TASK DETAILS
Write out all of the entries exactly, please.

SOURCE RECORDS
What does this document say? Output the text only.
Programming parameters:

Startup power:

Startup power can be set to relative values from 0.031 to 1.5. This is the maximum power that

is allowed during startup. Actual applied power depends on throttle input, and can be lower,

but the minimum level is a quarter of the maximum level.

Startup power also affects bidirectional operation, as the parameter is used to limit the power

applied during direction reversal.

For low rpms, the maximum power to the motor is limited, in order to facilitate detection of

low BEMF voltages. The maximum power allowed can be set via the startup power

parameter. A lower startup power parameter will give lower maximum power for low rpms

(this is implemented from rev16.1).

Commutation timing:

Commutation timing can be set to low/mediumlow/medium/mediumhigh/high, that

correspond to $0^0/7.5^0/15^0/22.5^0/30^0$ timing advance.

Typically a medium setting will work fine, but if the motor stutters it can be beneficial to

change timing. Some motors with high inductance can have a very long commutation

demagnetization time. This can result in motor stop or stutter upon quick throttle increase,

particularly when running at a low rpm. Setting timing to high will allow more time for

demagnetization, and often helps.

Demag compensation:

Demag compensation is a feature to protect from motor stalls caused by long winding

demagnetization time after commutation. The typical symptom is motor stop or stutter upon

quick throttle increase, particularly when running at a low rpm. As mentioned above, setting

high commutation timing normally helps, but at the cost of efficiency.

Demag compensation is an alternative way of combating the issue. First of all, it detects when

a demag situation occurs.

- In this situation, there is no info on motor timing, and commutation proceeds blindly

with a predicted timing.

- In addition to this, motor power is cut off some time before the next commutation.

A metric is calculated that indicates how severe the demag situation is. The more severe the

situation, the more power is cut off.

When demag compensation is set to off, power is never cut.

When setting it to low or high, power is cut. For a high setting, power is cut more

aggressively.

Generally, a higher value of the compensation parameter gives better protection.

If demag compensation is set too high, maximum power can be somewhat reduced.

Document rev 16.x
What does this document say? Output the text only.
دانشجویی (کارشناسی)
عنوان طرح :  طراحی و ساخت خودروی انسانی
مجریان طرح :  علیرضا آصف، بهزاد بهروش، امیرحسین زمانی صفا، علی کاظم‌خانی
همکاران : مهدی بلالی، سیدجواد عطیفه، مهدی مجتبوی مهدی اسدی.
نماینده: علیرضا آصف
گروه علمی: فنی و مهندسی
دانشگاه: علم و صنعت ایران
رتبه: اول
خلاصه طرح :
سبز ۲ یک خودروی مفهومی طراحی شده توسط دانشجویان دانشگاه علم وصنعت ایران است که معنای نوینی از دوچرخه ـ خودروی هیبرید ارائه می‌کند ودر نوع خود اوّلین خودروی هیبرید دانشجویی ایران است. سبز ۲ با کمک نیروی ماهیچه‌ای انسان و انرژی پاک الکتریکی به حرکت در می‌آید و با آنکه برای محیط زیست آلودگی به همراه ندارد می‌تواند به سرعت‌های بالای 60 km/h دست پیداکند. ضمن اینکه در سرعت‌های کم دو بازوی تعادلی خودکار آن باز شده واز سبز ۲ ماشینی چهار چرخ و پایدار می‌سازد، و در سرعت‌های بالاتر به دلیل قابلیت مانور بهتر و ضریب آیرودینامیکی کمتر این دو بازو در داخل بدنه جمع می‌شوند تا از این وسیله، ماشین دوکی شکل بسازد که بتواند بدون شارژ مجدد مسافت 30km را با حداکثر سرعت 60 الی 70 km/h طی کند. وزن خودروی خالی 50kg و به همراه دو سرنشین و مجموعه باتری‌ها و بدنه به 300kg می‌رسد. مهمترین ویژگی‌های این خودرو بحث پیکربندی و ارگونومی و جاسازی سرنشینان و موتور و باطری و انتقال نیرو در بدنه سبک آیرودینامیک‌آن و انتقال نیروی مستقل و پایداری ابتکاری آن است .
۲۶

WRITTEN SOLUTION
What does this document say? Output the text only.
Programming parameters:

Startup power:

Startup power can be set to relative values from 0.031 to 1.5. This is the maximum power that

is allowed during startup. Actual applied power depends on throttle input, and can be lower,

but the minimum level is a quarter of the maximum level.

Startup power also affects bidirectional operation, as the parameter is used to limit the power

applied during direction reversal.

For low rpms, the maximum power to the motor is limited, in order to facilitate detection of

low BEMF voltages. The maximum power allowed can be set via the startup power

parameter. A lower startup power parameter will give lower maximum power for low rpms

(this is implemented from rev16.1).

Commutation timing:

Commutation timing can be set to low/mediumlow/medium/mediumhigh/high, that

correspond to $0^0/7.5^0/15^0/22.5^0/30^0$ timing advance.

Typically a medium setting will work fine, but if the motor stutters it can be beneficial to

change timing. Some motors with high inductance can have a very long commutation

demagnetization time. This can result in motor stop or stutter upon quick throttle increase,

particularly when running at a low rpm. Setting timing to high will allow more time for

demagnetization, and often helps.

Demag compensation:

Demag compensation is a feature to protect from motor stalls caused by long winding

demagnetization time after commutation. The typical symptom is motor stop or stutter upon

quick throttle increase, particularly when running at a low rpm. As mentioned above, setting

high commutation timing normally helps, but at the cost of efficiency.

Demag compensation is an alternative way of combating the issue. First of all, it detects when

a demag situation occurs.

- In this situation, there is no info on motor timing, and commutation proceeds blindly

with a predicted timing.

- In addition to this, motor power is cut off some time before the next commutation.

A metric is calculated that indicates how severe the demag situation is. The more severe the

situation, the more power is cut off.

When demag compensation is set to off, power is never cut.

When setting it to low or high, power is cut. For a high setting, power is cut more

aggressively.

Generally, a higher value of the compensation parameter gives better protection.

If demag compensation is set too high, maximum power can be somewhat reduced.

Document rev 16.x
What does this document say? Output the text only.
دانشجویی (کارشناسی)
عنوان طرح :  طراحی و ساخت خودروی انسانی
مجریان طرح :  علیرضا آصف، بهزاد بهروش، امیرحسین زمانی صفا، علی کاظم‌خانی
همکاران : مهدی بلالی، سیدجواد عطیفه، مهدی مجتبوی مهدی اسدی.
نماینده: علیرضا آصف
گروه علمی: فنی و مهندسی
دانشگاه: علم و صنعت ایران
رتبه: اول
خلاصه طرح :
سبز ۲ یک خودروی مفهومی طراحی شده توسط دانشجویان دانشگاه علم وصنعت ایران است که معنای نوینی از دوچرخه ـ خودروی هیبرید ارائه می‌کند ودر نوع خود اوّلین خودروی هیبرید دانشجویی ایران است. سبز ۲ با کمک نیروی ماهیچه‌ای انسان و انرژی پاک الکتریکی به حرکت در می‌آید و با آنکه برای محیط زیست آلودگی به همراه ندارد می‌تواند به سرعت‌های بالای 60 km/h دست پیداکند. ضمن اینکه در سرعت‌های کم دو بازوی تعادلی خودکار آن باز شده واز سبز ۲ ماشینی چهار چرخ و پایدار می‌سازد، و در سرعت‌های بالاتر به دلیل قابلیت مانور بهتر و ضریب آیرودینامیکی کمتر این دو بازو در داخل بدنه جمع می‌شوند تا از این وسیله، ماشین دوکی شکل بسازد که بتواند بدون شارژ مجدد مسافت 30km را با حداکثر سرعت 60 الی 70 km/h طی کند. وزن خودروی خالی 50kg و به همراه دو سرنشین و مجموعه باتری‌ها و بدنه به 300kg می‌رسد. مهمترین ویژگی‌های این خودرو بحث پیکربندی و ارگونومی و جاسازی سرنشینان و موتور و باطری و انتقال نیرو در بدنه سبک آیرودینامیک‌آن و انتقال نیروی مستقل و پایداری ابتکاری آن است .
۲۶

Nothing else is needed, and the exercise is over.